■ **TASK PROMPT**
Each line of the material must be repeated precisely, with the pictures left out.

[Dataset rows]
▬▬▬▬▬▬
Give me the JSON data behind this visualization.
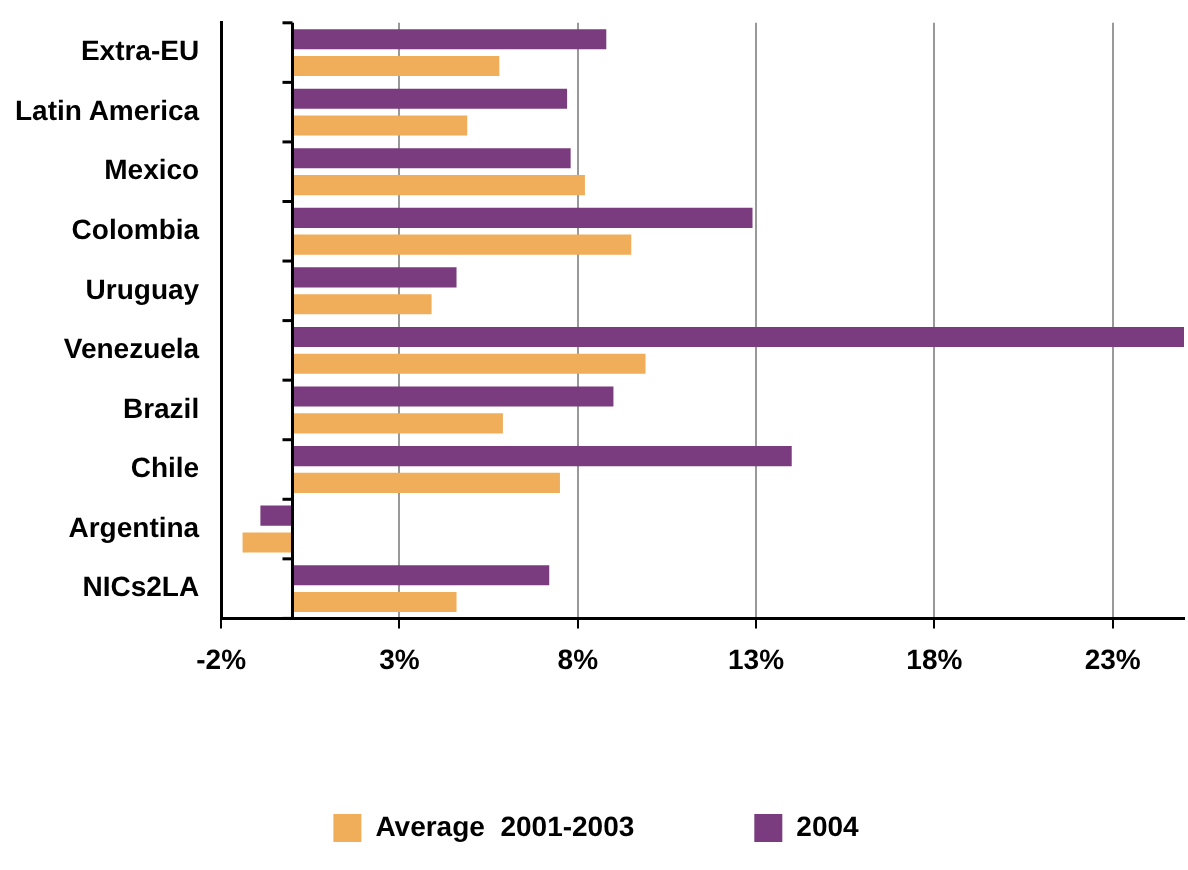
{
  "chart_data": {
    "type": "bar",
    "orientation": "horizontal",
    "categories": [
      "Extra-EU",
      "Latin America",
      "Mexico",
      "Colombia",
      "Uruguay",
      "Venezuela",
      "Brazil",
      "Chile",
      "Argentina",
      "NICs2LA"
    ],
    "series": [
      {
        "name": "2004",
        "color": "#7b3b7f",
        "values": [
          8.8,
          7.7,
          7.8,
          12.9,
          4.6,
          25,
          9.0,
          14.0,
          -0.9,
          7.2
        ]
      },
      {
        "name": "Average  2001-2003",
        "color": "#f0ad5a",
        "values": [
          5.8,
          4.9,
          8.2,
          9.5,
          3.9,
          9.9,
          5.9,
          7.5,
          -1.4,
          4.6
        ]
      }
    ],
    "xlim": [
      -2,
      25
    ],
    "xticks": [
      {
        "value": -2,
        "label": "-2%"
      },
      {
        "value": 3,
        "label": "3%"
      },
      {
        "value": 8,
        "label": "8%"
      },
      {
        "value": 13,
        "label": "13%"
      },
      {
        "value": 18,
        "label": "18%"
      },
      {
        "value": 23,
        "label": "23%"
      }
    ],
    "grid": "x",
    "legend": "bottom"
  }
}
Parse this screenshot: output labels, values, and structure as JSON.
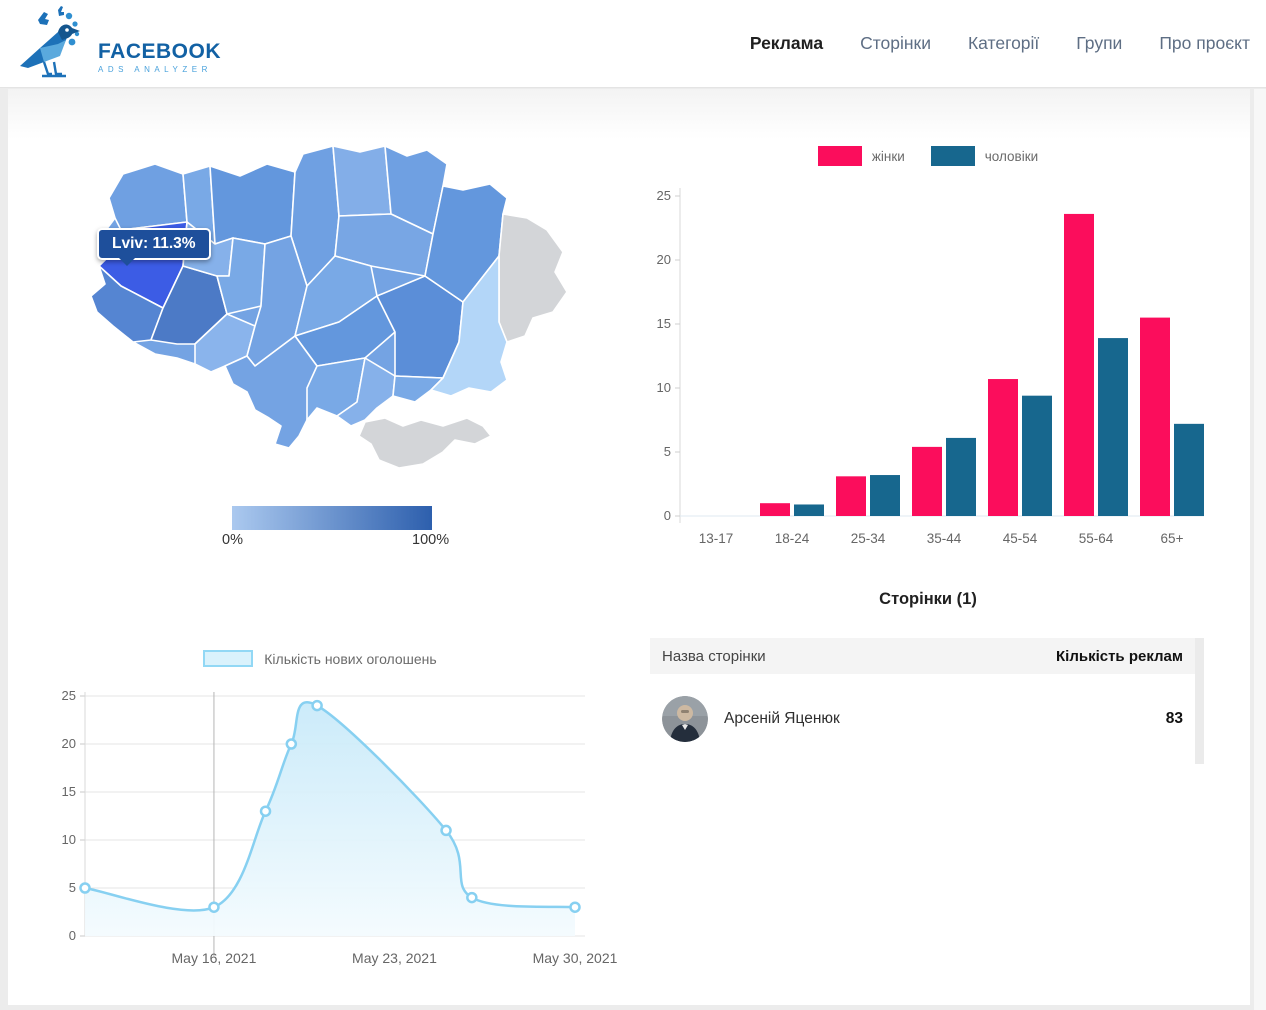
{
  "header": {
    "logo": {
      "title": "FACEBOOK",
      "subtitle": "ADS ANALYZER"
    },
    "nav": [
      {
        "label": "Реклама",
        "active": true
      },
      {
        "label": "Сторінки",
        "active": false
      },
      {
        "label": "Категорії",
        "active": false
      },
      {
        "label": "Групи",
        "active": false
      },
      {
        "label": "Про проєкт",
        "active": false
      }
    ]
  },
  "pages": {
    "heading": "Сторінки (1)",
    "columns": [
      "Назва сторінки",
      "Кількість реклам"
    ],
    "rows": [
      {
        "name": "Арсеній Яценюк",
        "count": "83"
      }
    ]
  },
  "chart_data": [
    {
      "id": "demographics",
      "type": "bar",
      "title": "",
      "categories": [
        "13-17",
        "18-24",
        "25-34",
        "35-44",
        "45-54",
        "55-64",
        "65+"
      ],
      "series": [
        {
          "name": "жінки",
          "color": "#fb0d5c",
          "values": [
            0,
            1.0,
            3.1,
            5.4,
            10.7,
            23.6,
            15.5
          ]
        },
        {
          "name": "чоловіки",
          "color": "#17678e",
          "values": [
            0,
            0.9,
            3.2,
            6.1,
            9.4,
            13.9,
            7.2
          ]
        }
      ],
      "ylim": [
        0,
        25
      ],
      "yticks": [
        0,
        5,
        10,
        15,
        20,
        25
      ],
      "legend_position": "top",
      "grid": false
    },
    {
      "id": "timeline",
      "type": "area",
      "legend": "Кількість нових оголошень",
      "color": "#87d0f1",
      "fill_top": "#c6e9f9",
      "fill_bottom": "#f4fbfe",
      "x_days": [
        0,
        5,
        7,
        8,
        9,
        14,
        15,
        19
      ],
      "x_dates": [
        "May 11, 2021",
        "May 16, 2021",
        "May 18, 2021",
        "May 19, 2021",
        "May 20, 2021",
        "May 25, 2021",
        "May 26, 2021",
        "May 30, 2021"
      ],
      "values": [
        5,
        3,
        13,
        20,
        24,
        11,
        4,
        3
      ],
      "xticks": [
        {
          "day": 5,
          "label": "May 16, 2021"
        },
        {
          "day": 12,
          "label": "May 23, 2021"
        },
        {
          "day": 19,
          "label": "May 30, 2021"
        }
      ],
      "ylim": [
        0,
        25
      ],
      "yticks": [
        0,
        5,
        10,
        15,
        20,
        25
      ],
      "vline_day": 5,
      "grid": true
    },
    {
      "id": "regions-map",
      "type": "choropleth",
      "tooltip": "Lviv: 11.3%",
      "region_highlight": {
        "name": "Lviv",
        "value_pct": 11.3
      },
      "scale": {
        "min_label": "0%",
        "max_label": "100%",
        "min_color": "#abc9ef",
        "max_color": "#2d5fad"
      },
      "highlight_color": "#3c5ce5",
      "base_color": "#74a3e3",
      "excluded_color": "#d3d5d8"
    }
  ]
}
▬▬▬▬▬▬
■ **TASK OUTPUT**
Give me the JSON data behind this visualization.
{
  "chart_data": {
    "type": "bar",
    "orientation": "horizontal",
    "categories": [
      "Extra-EU",
      "Latin America",
      "Mexico",
      "Colombia",
      "Uruguay",
      "Venezuela",
      "Brazil",
      "Chile",
      "Argentina",
      "NICs2LA"
    ],
    "series": [
      {
        "name": "2004",
        "color": "#7b3b7f",
        "values": [
          8.8,
          7.7,
          7.8,
          12.9,
          4.6,
          25,
          9.0,
          14.0,
          -0.9,
          7.2
        ]
      },
      {
        "name": "Average  2001-2003",
        "color": "#f0ad5a",
        "values": [
          5.8,
          4.9,
          8.2,
          9.5,
          3.9,
          9.9,
          5.9,
          7.5,
          -1.4,
          4.6
        ]
      }
    ],
    "xlim": [
      -2,
      25
    ],
    "xticks": [
      {
        "value": -2,
        "label": "-2%"
      },
      {
        "value": 3,
        "label": "3%"
      },
      {
        "value": 8,
        "label": "8%"
      },
      {
        "value": 13,
        "label": "13%"
      },
      {
        "value": 18,
        "label": "18%"
      },
      {
        "value": 23,
        "label": "23%"
      }
    ],
    "grid": "x",
    "legend": "bottom"
  }
}
Parse this screenshot: output labels, values, and structure as JSON.
{
  "header": {
    "logo": {
      "title": "FACEBOOK",
      "subtitle": "ADS ANALYZER"
    },
    "nav": [
      {
        "label": "Реклама",
        "active": true
      },
      {
        "label": "Сторінки",
        "active": false
      },
      {
        "label": "Категорії",
        "active": false
      },
      {
        "label": "Групи",
        "active": false
      },
      {
        "label": "Про проєкт",
        "active": false
      }
    ]
  },
  "pages": {
    "heading": "Сторінки (1)",
    "columns": [
      "Назва сторінки",
      "Кількість реклам"
    ],
    "rows": [
      {
        "name": "Арсеній Яценюк",
        "count": "83"
      }
    ]
  },
  "chart_data": [
    {
      "id": "demographics",
      "type": "bar",
      "title": "",
      "categories": [
        "13-17",
        "18-24",
        "25-34",
        "35-44",
        "45-54",
        "55-64",
        "65+"
      ],
      "series": [
        {
          "name": "жінки",
          "color": "#fb0d5c",
          "values": [
            0,
            1.0,
            3.1,
            5.4,
            10.7,
            23.6,
            15.5
          ]
        },
        {
          "name": "чоловіки",
          "color": "#17678e",
          "values": [
            0,
            0.9,
            3.2,
            6.1,
            9.4,
            13.9,
            7.2
          ]
        }
      ],
      "ylim": [
        0,
        25
      ],
      "yticks": [
        0,
        5,
        10,
        15,
        20,
        25
      ],
      "legend_position": "top",
      "grid": false
    },
    {
      "id": "timeline",
      "type": "area",
      "legend": "Кількість нових оголошень",
      "color": "#87d0f1",
      "fill_top": "#c6e9f9",
      "fill_bottom": "#f4fbfe",
      "x_days": [
        0,
        5,
        7,
        8,
        9,
        14,
        15,
        19
      ],
      "x_dates": [
        "May 11, 2021",
        "May 16, 2021",
        "May 18, 2021",
        "May 19, 2021",
        "May 20, 2021",
        "May 25, 2021",
        "May 26, 2021",
        "May 30, 2021"
      ],
      "values": [
        5,
        3,
        13,
        20,
        24,
        11,
        4,
        3
      ],
      "xticks": [
        {
          "day": 5,
          "label": "May 16, 2021"
        },
        {
          "day": 12,
          "label": "May 23, 2021"
        },
        {
          "day": 19,
          "label": "May 30, 2021"
        }
      ],
      "ylim": [
        0,
        25
      ],
      "yticks": [
        0,
        5,
        10,
        15,
        20,
        25
      ],
      "vline_day": 5,
      "grid": true
    },
    {
      "id": "regions-map",
      "type": "choropleth",
      "tooltip": "Lviv: 11.3%",
      "region_highlight": {
        "name": "Lviv",
        "value_pct": 11.3
      },
      "scale": {
        "min_label": "0%",
        "max_label": "100%",
        "min_color": "#abc9ef",
        "max_color": "#2d5fad"
      },
      "highlight_color": "#3c5ce5",
      "base_color": "#74a3e3",
      "excluded_color": "#d3d5d8"
    }
  ]
}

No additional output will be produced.